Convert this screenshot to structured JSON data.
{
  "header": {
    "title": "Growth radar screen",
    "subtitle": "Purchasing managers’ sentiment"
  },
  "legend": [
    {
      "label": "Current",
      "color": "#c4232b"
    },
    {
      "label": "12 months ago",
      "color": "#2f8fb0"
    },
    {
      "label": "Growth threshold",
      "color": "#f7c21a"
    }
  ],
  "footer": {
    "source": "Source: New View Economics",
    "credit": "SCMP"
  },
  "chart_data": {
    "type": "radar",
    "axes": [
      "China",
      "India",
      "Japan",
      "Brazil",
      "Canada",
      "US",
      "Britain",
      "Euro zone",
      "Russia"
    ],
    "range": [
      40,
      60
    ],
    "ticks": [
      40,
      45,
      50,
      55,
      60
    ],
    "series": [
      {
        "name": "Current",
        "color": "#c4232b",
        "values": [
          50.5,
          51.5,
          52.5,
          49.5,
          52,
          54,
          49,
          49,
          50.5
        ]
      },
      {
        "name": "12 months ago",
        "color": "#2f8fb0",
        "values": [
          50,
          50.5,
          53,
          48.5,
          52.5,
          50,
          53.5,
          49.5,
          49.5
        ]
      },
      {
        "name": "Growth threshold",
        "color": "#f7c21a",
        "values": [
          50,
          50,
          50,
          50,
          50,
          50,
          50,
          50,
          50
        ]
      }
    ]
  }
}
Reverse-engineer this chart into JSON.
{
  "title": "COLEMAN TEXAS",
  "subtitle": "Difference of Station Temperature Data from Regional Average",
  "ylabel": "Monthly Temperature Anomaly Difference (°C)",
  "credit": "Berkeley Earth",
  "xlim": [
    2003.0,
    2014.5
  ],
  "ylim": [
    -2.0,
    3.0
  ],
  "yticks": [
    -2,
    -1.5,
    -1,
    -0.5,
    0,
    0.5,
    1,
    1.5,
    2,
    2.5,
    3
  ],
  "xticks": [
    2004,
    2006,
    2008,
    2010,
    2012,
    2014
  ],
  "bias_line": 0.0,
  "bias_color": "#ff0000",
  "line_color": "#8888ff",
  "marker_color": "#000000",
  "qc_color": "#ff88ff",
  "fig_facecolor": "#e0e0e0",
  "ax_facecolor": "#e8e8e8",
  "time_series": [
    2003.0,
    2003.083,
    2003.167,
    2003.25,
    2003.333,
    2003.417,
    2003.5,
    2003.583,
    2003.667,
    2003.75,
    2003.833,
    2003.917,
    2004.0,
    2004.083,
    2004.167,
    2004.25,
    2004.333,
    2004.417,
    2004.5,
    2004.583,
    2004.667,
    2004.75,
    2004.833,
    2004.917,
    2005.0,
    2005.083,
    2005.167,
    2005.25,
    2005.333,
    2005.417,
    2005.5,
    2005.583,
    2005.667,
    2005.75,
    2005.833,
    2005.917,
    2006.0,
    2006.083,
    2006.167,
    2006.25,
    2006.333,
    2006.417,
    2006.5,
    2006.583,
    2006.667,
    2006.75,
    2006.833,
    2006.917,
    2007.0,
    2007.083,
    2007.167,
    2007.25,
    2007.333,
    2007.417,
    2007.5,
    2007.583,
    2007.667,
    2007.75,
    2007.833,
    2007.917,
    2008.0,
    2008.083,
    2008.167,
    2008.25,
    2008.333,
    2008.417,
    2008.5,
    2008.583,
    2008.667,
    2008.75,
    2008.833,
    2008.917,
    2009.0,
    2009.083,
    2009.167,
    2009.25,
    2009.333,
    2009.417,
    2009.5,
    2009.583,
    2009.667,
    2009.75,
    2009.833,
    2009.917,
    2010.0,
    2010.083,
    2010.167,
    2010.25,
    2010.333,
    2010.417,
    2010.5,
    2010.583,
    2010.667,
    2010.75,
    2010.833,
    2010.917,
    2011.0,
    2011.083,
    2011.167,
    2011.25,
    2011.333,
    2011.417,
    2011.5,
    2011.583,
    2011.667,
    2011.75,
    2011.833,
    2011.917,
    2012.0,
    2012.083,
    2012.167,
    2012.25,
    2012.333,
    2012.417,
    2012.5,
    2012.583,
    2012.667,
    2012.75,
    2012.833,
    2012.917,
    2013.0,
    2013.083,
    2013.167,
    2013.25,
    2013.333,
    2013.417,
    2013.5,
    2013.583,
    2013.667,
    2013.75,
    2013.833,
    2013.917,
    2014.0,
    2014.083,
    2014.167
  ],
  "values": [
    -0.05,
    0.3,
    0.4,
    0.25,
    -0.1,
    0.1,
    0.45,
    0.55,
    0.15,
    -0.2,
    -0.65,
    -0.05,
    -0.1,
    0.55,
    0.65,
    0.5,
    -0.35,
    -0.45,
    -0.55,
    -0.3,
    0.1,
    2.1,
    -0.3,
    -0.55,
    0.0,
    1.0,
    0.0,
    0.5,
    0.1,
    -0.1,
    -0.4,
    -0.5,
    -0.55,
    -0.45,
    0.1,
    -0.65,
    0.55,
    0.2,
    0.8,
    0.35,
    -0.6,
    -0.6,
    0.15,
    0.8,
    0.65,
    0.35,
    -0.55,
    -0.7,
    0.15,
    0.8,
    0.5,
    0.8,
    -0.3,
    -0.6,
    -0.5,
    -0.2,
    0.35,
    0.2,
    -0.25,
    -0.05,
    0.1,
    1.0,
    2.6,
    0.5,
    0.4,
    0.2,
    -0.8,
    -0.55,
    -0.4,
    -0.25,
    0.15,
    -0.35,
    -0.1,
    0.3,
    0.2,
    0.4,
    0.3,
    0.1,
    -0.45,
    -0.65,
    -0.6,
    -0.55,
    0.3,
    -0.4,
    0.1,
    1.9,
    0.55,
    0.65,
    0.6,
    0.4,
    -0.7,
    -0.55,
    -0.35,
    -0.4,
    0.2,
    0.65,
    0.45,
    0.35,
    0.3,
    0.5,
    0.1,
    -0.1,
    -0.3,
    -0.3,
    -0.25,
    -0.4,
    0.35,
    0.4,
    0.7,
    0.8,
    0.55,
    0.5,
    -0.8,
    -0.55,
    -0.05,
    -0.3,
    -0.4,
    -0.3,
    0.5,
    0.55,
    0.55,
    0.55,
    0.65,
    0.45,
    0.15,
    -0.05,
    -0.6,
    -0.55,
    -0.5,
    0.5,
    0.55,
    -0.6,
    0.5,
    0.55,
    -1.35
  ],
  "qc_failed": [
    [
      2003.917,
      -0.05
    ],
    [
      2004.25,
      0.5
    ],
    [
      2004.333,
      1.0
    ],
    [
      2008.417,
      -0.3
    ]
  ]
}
------------------------------------------------------------------------
## STATED PROBLEM
Transcribe the records above exactly as they appear.

## ANSWER TO THIS PROBLEM
Convert this screenshot to structured JSON data.
{
  "header": {
    "title": "Growth radar screen",
    "subtitle": "Purchasing managers’ sentiment"
  },
  "legend": [
    {
      "label": "Current",
      "color": "#c4232b"
    },
    {
      "label": "12 months ago",
      "color": "#2f8fb0"
    },
    {
      "label": "Growth threshold",
      "color": "#f7c21a"
    }
  ],
  "footer": {
    "source": "Source: New View Economics",
    "credit": "SCMP"
  },
  "chart_data": {
    "type": "radar",
    "axes": [
      "China",
      "India",
      "Japan",
      "Brazil",
      "Canada",
      "US",
      "Britain",
      "Euro zone",
      "Russia"
    ],
    "range": [
      40,
      60
    ],
    "ticks": [
      40,
      45,
      50,
      55,
      60
    ],
    "series": [
      {
        "name": "Current",
        "color": "#c4232b",
        "values": [
          50.5,
          51.5,
          52.5,
          49.5,
          52,
          54,
          49,
          49,
          50.5
        ]
      },
      {
        "name": "12 months ago",
        "color": "#2f8fb0",
        "values": [
          50,
          50.5,
          53,
          48.5,
          52.5,
          50,
          53.5,
          49.5,
          49.5
        ]
      },
      {
        "name": "Growth threshold",
        "color": "#f7c21a",
        "values": [
          50,
          50,
          50,
          50,
          50,
          50,
          50,
          50,
          50
        ]
      }
    ]
  }
}
Reverse-engineer this chart into JSON.
{
  "title": "COLEMAN TEXAS",
  "subtitle": "Difference of Station Temperature Data from Regional Average",
  "ylabel": "Monthly Temperature Anomaly Difference (°C)",
  "credit": "Berkeley Earth",
  "xlim": [
    2003.0,
    2014.5
  ],
  "ylim": [
    -2.0,
    3.0
  ],
  "yticks": [
    -2,
    -1.5,
    -1,
    -0.5,
    0,
    0.5,
    1,
    1.5,
    2,
    2.5,
    3
  ],
  "xticks": [
    2004,
    2006,
    2008,
    2010,
    2012,
    2014
  ],
  "bias_line": 0.0,
  "bias_color": "#ff0000",
  "line_color": "#8888ff",
  "marker_color": "#000000",
  "qc_color": "#ff88ff",
  "fig_facecolor": "#e0e0e0",
  "ax_facecolor": "#e8e8e8",
  "time_series": [
    2003.0,
    2003.083,
    2003.167,
    2003.25,
    2003.333,
    2003.417,
    2003.5,
    2003.583,
    2003.667,
    2003.75,
    2003.833,
    2003.917,
    2004.0,
    2004.083,
    2004.167,
    2004.25,
    2004.333,
    2004.417,
    2004.5,
    2004.583,
    2004.667,
    2004.75,
    2004.833,
    2004.917,
    2005.0,
    2005.083,
    2005.167,
    2005.25,
    2005.333,
    2005.417,
    2005.5,
    2005.583,
    2005.667,
    2005.75,
    2005.833,
    2005.917,
    2006.0,
    2006.083,
    2006.167,
    2006.25,
    2006.333,
    2006.417,
    2006.5,
    2006.583,
    2006.667,
    2006.75,
    2006.833,
    2006.917,
    2007.0,
    2007.083,
    2007.167,
    2007.25,
    2007.333,
    2007.417,
    2007.5,
    2007.583,
    2007.667,
    2007.75,
    2007.833,
    2007.917,
    2008.0,
    2008.083,
    2008.167,
    2008.25,
    2008.333,
    2008.417,
    2008.5,
    2008.583,
    2008.667,
    2008.75,
    2008.833,
    2008.917,
    2009.0,
    2009.083,
    2009.167,
    2009.25,
    2009.333,
    2009.417,
    2009.5,
    2009.583,
    2009.667,
    2009.75,
    2009.833,
    2009.917,
    2010.0,
    2010.083,
    2010.167,
    2010.25,
    2010.333,
    2010.417,
    2010.5,
    2010.583,
    2010.667,
    2010.75,
    2010.833,
    2010.917,
    2011.0,
    2011.083,
    2011.167,
    2011.25,
    2011.333,
    2011.417,
    2011.5,
    2011.583,
    2011.667,
    2011.75,
    2011.833,
    2011.917,
    2012.0,
    2012.083,
    2012.167,
    2012.25,
    2012.333,
    2012.417,
    2012.5,
    2012.583,
    2012.667,
    2012.75,
    2012.833,
    2012.917,
    2013.0,
    2013.083,
    2013.167,
    2013.25,
    2013.333,
    2013.417,
    2013.5,
    2013.583,
    2013.667,
    2013.75,
    2013.833,
    2013.917,
    2014.0,
    2014.083,
    2014.167
  ],
  "values": [
    -0.05,
    0.3,
    0.4,
    0.25,
    -0.1,
    0.1,
    0.45,
    0.55,
    0.15,
    -0.2,
    -0.65,
    -0.05,
    -0.1,
    0.55,
    0.65,
    0.5,
    -0.35,
    -0.45,
    -0.55,
    -0.3,
    0.1,
    2.1,
    -0.3,
    -0.55,
    0.0,
    1.0,
    0.0,
    0.5,
    0.1,
    -0.1,
    -0.4,
    -0.5,
    -0.55,
    -0.45,
    0.1,
    -0.65,
    0.55,
    0.2,
    0.8,
    0.35,
    -0.6,
    -0.6,
    0.15,
    0.8,
    0.65,
    0.35,
    -0.55,
    -0.7,
    0.15,
    0.8,
    0.5,
    0.8,
    -0.3,
    -0.6,
    -0.5,
    -0.2,
    0.35,
    0.2,
    -0.25,
    -0.05,
    0.1,
    1.0,
    2.6,
    0.5,
    0.4,
    0.2,
    -0.8,
    -0.55,
    -0.4,
    -0.25,
    0.15,
    -0.35,
    -0.1,
    0.3,
    0.2,
    0.4,
    0.3,
    0.1,
    -0.45,
    -0.65,
    -0.6,
    -0.55,
    0.3,
    -0.4,
    0.1,
    1.9,
    0.55,
    0.65,
    0.6,
    0.4,
    -0.7,
    -0.55,
    -0.35,
    -0.4,
    0.2,
    0.65,
    0.45,
    0.35,
    0.3,
    0.5,
    0.1,
    -0.1,
    -0.3,
    -0.3,
    -0.25,
    -0.4,
    0.35,
    0.4,
    0.7,
    0.8,
    0.55,
    0.5,
    -0.8,
    -0.55,
    -0.05,
    -0.3,
    -0.4,
    -0.3,
    0.5,
    0.55,
    0.55,
    0.55,
    0.65,
    0.45,
    0.15,
    -0.05,
    -0.6,
    -0.55,
    -0.5,
    0.5,
    0.55,
    -0.6,
    0.5,
    0.55,
    -1.35
  ],
  "qc_failed": [
    [
      2003.917,
      -0.05
    ],
    [
      2004.25,
      0.5
    ],
    [
      2004.333,
      1.0
    ],
    [
      2008.417,
      -0.3
    ]
  ]
}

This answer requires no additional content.